Aim
What is needed here is an exact copy of every entry.

Exercise input
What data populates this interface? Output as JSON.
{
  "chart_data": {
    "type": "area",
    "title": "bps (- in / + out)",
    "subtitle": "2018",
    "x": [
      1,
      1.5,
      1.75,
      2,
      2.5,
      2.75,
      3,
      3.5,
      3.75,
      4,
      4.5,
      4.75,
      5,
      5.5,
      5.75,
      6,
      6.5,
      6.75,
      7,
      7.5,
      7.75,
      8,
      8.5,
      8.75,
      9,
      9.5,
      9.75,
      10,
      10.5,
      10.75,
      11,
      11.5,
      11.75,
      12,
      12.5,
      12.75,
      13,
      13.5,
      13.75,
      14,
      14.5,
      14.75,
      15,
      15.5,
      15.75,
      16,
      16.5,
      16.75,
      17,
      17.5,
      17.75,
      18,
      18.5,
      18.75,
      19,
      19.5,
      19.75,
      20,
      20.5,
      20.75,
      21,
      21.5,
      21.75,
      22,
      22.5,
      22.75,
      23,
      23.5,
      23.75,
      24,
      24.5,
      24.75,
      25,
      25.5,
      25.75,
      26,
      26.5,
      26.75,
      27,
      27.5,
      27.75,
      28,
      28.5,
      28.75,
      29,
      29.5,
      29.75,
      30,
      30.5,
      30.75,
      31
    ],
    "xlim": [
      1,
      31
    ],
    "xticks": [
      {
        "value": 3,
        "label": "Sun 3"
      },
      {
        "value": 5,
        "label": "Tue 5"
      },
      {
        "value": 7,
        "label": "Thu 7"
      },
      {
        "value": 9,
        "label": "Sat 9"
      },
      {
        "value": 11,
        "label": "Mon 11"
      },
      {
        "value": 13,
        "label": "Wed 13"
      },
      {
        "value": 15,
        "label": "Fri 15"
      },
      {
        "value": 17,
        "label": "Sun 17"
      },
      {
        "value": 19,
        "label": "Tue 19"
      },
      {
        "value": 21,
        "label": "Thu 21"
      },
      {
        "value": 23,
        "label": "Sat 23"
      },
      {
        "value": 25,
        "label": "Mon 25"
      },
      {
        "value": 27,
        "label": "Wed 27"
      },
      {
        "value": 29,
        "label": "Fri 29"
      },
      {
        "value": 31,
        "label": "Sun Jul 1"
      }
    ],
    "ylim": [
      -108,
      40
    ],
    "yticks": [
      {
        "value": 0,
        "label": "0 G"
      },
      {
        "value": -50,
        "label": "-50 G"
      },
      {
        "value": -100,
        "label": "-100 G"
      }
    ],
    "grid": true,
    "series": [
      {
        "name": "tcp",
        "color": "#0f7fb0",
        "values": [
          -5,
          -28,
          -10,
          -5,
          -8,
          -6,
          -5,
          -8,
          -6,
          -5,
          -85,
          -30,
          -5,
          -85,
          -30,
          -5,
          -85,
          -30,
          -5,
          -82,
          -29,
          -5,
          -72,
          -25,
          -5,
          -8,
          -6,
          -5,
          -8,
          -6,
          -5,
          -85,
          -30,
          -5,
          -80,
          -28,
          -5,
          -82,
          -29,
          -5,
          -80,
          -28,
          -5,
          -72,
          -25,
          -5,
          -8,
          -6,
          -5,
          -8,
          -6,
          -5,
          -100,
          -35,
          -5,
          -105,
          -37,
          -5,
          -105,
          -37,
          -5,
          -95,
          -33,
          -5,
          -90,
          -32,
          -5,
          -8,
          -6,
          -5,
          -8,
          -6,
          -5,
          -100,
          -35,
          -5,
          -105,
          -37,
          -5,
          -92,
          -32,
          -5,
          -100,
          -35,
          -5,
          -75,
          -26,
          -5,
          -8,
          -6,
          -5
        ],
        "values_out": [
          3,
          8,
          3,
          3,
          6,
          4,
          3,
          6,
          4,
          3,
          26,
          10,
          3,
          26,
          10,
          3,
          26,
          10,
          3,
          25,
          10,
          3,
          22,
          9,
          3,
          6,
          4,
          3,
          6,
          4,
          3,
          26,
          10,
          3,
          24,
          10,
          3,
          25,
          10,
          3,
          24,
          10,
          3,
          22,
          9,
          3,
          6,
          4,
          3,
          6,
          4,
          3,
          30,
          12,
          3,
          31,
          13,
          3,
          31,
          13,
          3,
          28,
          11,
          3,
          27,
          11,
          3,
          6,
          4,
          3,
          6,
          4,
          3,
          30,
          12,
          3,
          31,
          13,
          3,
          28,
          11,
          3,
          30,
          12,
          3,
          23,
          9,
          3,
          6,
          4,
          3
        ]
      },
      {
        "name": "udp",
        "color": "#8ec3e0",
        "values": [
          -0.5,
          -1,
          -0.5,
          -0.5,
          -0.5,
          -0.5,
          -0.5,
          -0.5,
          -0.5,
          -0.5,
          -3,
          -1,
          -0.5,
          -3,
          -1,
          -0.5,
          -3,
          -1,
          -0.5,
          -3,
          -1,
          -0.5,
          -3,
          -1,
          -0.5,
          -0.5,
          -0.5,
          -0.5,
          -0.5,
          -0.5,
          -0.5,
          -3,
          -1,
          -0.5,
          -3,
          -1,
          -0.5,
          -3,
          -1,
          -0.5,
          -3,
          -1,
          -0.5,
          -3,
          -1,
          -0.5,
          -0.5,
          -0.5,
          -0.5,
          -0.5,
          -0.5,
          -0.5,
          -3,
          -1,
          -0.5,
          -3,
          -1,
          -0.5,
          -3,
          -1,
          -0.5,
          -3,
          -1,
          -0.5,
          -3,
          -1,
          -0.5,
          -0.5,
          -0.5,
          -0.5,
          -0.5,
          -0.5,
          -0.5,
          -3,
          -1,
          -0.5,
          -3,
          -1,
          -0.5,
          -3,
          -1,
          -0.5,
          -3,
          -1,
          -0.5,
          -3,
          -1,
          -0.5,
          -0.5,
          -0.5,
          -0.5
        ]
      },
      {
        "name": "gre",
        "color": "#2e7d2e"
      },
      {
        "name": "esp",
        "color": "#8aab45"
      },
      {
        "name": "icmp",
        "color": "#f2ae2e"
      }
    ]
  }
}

Solution to the problem
What data populates this interface? Output as JSON.
{
  "chart_data": {
    "type": "area",
    "title": "bps (- in / + out)",
    "subtitle": "2018",
    "x": [
      1,
      1.5,
      1.75,
      2,
      2.5,
      2.75,
      3,
      3.5,
      3.75,
      4,
      4.5,
      4.75,
      5,
      5.5,
      5.75,
      6,
      6.5,
      6.75,
      7,
      7.5,
      7.75,
      8,
      8.5,
      8.75,
      9,
      9.5,
      9.75,
      10,
      10.5,
      10.75,
      11,
      11.5,
      11.75,
      12,
      12.5,
      12.75,
      13,
      13.5,
      13.75,
      14,
      14.5,
      14.75,
      15,
      15.5,
      15.75,
      16,
      16.5,
      16.75,
      17,
      17.5,
      17.75,
      18,
      18.5,
      18.75,
      19,
      19.5,
      19.75,
      20,
      20.5,
      20.75,
      21,
      21.5,
      21.75,
      22,
      22.5,
      22.75,
      23,
      23.5,
      23.75,
      24,
      24.5,
      24.75,
      25,
      25.5,
      25.75,
      26,
      26.5,
      26.75,
      27,
      27.5,
      27.75,
      28,
      28.5,
      28.75,
      29,
      29.5,
      29.75,
      30,
      30.5,
      30.75,
      31
    ],
    "xlim": [
      1,
      31
    ],
    "xticks": [
      {
        "value": 3,
        "label": "Sun 3"
      },
      {
        "value": 5,
        "label": "Tue 5"
      },
      {
        "value": 7,
        "label": "Thu 7"
      },
      {
        "value": 9,
        "label": "Sat 9"
      },
      {
        "value": 11,
        "label": "Mon 11"
      },
      {
        "value": 13,
        "label": "Wed 13"
      },
      {
        "value": 15,
        "label": "Fri 15"
      },
      {
        "value": 17,
        "label": "Sun 17"
      },
      {
        "value": 19,
        "label": "Tue 19"
      },
      {
        "value": 21,
        "label": "Thu 21"
      },
      {
        "value": 23,
        "label": "Sat 23"
      },
      {
        "value": 25,
        "label": "Mon 25"
      },
      {
        "value": 27,
        "label": "Wed 27"
      },
      {
        "value": 29,
        "label": "Fri 29"
      },
      {
        "value": 31,
        "label": "Sun Jul 1"
      }
    ],
    "ylim": [
      -108,
      40
    ],
    "yticks": [
      {
        "value": 0,
        "label": "0 G"
      },
      {
        "value": -50,
        "label": "-50 G"
      },
      {
        "value": -100,
        "label": "-100 G"
      }
    ],
    "grid": true,
    "series": [
      {
        "name": "tcp",
        "color": "#0f7fb0",
        "values": [
          -5,
          -28,
          -10,
          -5,
          -8,
          -6,
          -5,
          -8,
          -6,
          -5,
          -85,
          -30,
          -5,
          -85,
          -30,
          -5,
          -85,
          -30,
          -5,
          -82,
          -29,
          -5,
          -72,
          -25,
          -5,
          -8,
          -6,
          -5,
          -8,
          -6,
          -5,
          -85,
          -30,
          -5,
          -80,
          -28,
          -5,
          -82,
          -29,
          -5,
          -80,
          -28,
          -5,
          -72,
          -25,
          -5,
          -8,
          -6,
          -5,
          -8,
          -6,
          -5,
          -100,
          -35,
          -5,
          -105,
          -37,
          -5,
          -105,
          -37,
          -5,
          -95,
          -33,
          -5,
          -90,
          -32,
          -5,
          -8,
          -6,
          -5,
          -8,
          -6,
          -5,
          -100,
          -35,
          -5,
          -105,
          -37,
          -5,
          -92,
          -32,
          -5,
          -100,
          -35,
          -5,
          -75,
          -26,
          -5,
          -8,
          -6,
          -5
        ],
        "values_out": [
          3,
          8,
          3,
          3,
          6,
          4,
          3,
          6,
          4,
          3,
          26,
          10,
          3,
          26,
          10,
          3,
          26,
          10,
          3,
          25,
          10,
          3,
          22,
          9,
          3,
          6,
          4,
          3,
          6,
          4,
          3,
          26,
          10,
          3,
          24,
          10,
          3,
          25,
          10,
          3,
          24,
          10,
          3,
          22,
          9,
          3,
          6,
          4,
          3,
          6,
          4,
          3,
          30,
          12,
          3,
          31,
          13,
          3,
          31,
          13,
          3,
          28,
          11,
          3,
          27,
          11,
          3,
          6,
          4,
          3,
          6,
          4,
          3,
          30,
          12,
          3,
          31,
          13,
          3,
          28,
          11,
          3,
          30,
          12,
          3,
          23,
          9,
          3,
          6,
          4,
          3
        ]
      },
      {
        "name": "udp",
        "color": "#8ec3e0",
        "values": [
          -0.5,
          -1,
          -0.5,
          -0.5,
          -0.5,
          -0.5,
          -0.5,
          -0.5,
          -0.5,
          -0.5,
          -3,
          -1,
          -0.5,
          -3,
          -1,
          -0.5,
          -3,
          -1,
          -0.5,
          -3,
          -1,
          -0.5,
          -3,
          -1,
          -0.5,
          -0.5,
          -0.5,
          -0.5,
          -0.5,
          -0.5,
          -0.5,
          -3,
          -1,
          -0.5,
          -3,
          -1,
          -0.5,
          -3,
          -1,
          -0.5,
          -3,
          -1,
          -0.5,
          -3,
          -1,
          -0.5,
          -0.5,
          -0.5,
          -0.5,
          -0.5,
          -0.5,
          -0.5,
          -3,
          -1,
          -0.5,
          -3,
          -1,
          -0.5,
          -3,
          -1,
          -0.5,
          -3,
          -1,
          -0.5,
          -3,
          -1,
          -0.5,
          -0.5,
          -0.5,
          -0.5,
          -0.5,
          -0.5,
          -0.5,
          -3,
          -1,
          -0.5,
          -3,
          -1,
          -0.5,
          -3,
          -1,
          -0.5,
          -3,
          -1,
          -0.5,
          -3,
          -1,
          -0.5,
          -0.5,
          -0.5,
          -0.5
        ]
      },
      {
        "name": "gre",
        "color": "#2e7d2e"
      },
      {
        "name": "esp",
        "color": "#8aab45"
      },
      {
        "name": "icmp",
        "color": "#f2ae2e"
      }
    ]
  }
}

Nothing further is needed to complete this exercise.